Read through the records below and copy each line that uses the word "Feuchte".
BEGIN Available records
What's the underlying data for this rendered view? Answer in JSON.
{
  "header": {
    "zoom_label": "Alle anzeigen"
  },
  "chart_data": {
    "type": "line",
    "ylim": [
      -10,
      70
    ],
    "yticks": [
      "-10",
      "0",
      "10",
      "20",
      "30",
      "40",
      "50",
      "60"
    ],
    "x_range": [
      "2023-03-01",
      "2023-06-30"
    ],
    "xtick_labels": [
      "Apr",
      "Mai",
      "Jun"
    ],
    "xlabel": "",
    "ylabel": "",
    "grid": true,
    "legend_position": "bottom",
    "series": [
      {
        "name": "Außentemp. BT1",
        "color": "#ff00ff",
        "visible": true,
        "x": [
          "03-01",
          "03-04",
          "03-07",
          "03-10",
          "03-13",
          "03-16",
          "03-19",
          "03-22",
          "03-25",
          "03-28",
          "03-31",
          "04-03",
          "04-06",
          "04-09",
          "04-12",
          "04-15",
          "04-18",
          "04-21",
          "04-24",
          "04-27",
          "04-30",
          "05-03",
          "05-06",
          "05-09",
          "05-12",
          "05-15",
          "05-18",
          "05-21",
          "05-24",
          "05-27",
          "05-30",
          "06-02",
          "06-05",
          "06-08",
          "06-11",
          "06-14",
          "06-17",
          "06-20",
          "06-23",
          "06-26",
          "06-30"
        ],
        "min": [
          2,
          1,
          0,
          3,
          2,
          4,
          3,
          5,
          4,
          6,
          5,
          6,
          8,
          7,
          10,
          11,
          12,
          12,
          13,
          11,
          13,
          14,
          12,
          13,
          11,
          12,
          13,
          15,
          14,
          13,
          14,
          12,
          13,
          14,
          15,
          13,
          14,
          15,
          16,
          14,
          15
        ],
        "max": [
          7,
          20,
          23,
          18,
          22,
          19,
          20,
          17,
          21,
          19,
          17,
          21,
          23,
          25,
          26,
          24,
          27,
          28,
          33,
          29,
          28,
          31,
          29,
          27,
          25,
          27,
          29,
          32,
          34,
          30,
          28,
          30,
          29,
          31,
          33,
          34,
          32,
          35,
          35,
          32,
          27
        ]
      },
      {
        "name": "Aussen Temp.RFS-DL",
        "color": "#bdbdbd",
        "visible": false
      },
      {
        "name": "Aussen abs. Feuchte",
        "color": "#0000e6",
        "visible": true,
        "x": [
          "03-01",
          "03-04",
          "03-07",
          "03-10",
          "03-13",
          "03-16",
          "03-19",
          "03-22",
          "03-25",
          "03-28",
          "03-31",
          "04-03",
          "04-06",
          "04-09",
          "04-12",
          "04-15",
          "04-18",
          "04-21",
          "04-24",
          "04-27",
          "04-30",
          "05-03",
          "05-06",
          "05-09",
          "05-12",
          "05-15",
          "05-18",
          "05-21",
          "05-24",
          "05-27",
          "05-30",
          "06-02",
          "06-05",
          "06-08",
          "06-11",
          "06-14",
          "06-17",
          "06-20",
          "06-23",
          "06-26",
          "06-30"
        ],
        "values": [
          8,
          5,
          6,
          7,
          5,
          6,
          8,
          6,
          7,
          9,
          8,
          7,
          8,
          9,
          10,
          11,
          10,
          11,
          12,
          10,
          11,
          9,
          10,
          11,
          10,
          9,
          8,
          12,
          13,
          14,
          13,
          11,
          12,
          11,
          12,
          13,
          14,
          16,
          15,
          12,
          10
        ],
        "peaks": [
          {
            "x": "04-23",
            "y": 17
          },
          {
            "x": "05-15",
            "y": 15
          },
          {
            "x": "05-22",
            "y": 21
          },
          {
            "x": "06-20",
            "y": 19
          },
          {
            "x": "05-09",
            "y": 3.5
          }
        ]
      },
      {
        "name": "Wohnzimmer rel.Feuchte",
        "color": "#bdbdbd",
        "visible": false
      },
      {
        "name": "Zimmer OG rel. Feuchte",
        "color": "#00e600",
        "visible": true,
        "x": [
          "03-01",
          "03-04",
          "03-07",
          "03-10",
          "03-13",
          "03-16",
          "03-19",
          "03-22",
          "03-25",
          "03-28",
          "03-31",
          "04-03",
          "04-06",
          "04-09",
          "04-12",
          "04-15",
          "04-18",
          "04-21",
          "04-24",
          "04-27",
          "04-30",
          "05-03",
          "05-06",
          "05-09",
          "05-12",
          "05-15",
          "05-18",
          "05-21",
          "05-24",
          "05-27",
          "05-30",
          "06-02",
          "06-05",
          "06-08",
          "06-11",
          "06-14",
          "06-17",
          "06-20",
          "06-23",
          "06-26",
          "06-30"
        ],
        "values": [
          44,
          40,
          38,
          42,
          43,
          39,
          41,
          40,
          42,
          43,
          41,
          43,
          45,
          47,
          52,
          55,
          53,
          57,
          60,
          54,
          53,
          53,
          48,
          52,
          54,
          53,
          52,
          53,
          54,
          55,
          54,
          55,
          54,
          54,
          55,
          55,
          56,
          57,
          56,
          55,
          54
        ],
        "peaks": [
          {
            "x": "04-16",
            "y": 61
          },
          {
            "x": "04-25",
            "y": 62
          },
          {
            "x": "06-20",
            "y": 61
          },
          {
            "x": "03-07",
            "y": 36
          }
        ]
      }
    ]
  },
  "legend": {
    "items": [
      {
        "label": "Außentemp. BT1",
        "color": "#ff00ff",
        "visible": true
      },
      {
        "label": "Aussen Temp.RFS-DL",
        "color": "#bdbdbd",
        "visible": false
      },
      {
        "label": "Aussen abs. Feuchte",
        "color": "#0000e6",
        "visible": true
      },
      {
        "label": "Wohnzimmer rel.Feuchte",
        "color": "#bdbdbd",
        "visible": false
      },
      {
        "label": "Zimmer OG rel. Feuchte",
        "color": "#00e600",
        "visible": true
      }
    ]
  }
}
END Available records
§ **Problem solution**
        "name": "Aussen abs. Feuchte",
        "name": "Wohnzimmer rel.Feuchte",
        "name": "Zimmer OG rel. Feuchte",
        "label": "Aussen abs. Feuchte",
        "label": "Wohnzimmer rel.Feuchte",
        "label": "Zimmer OG rel. Feuchte",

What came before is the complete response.